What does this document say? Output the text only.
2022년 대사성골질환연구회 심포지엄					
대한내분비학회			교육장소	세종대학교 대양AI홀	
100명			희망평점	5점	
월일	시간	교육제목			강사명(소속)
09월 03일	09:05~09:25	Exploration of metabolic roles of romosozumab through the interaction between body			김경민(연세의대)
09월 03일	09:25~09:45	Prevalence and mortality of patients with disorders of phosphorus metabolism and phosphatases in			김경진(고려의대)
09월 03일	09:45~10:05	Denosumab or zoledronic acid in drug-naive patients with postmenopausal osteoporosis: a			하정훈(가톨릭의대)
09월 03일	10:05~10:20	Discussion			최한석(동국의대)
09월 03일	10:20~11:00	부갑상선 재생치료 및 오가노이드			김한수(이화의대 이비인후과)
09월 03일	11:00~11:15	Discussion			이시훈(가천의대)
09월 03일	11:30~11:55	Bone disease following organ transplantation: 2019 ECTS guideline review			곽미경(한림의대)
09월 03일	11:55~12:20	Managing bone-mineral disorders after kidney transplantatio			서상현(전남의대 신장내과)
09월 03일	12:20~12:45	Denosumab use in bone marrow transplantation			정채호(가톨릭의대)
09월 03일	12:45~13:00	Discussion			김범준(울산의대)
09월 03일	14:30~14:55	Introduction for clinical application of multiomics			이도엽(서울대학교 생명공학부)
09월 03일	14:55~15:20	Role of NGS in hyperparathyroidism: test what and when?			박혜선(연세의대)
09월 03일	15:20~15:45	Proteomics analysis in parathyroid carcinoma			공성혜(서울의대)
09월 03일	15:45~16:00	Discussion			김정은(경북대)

__Your objective__. Find every line in the records above that holds the word "patients", and copy each one.

__Result below__.
09월 03일	09:25~09:45	Prevalence and mortality of patients with disorders of phosphorus metabolism and phosphatases in			김경진(고려의대)
09월 03일	09:45~10:05	Denosumab or zoledronic acid in drug-naive patients with postmenopausal osteoporosis: a			하정훈(가톨릭의대)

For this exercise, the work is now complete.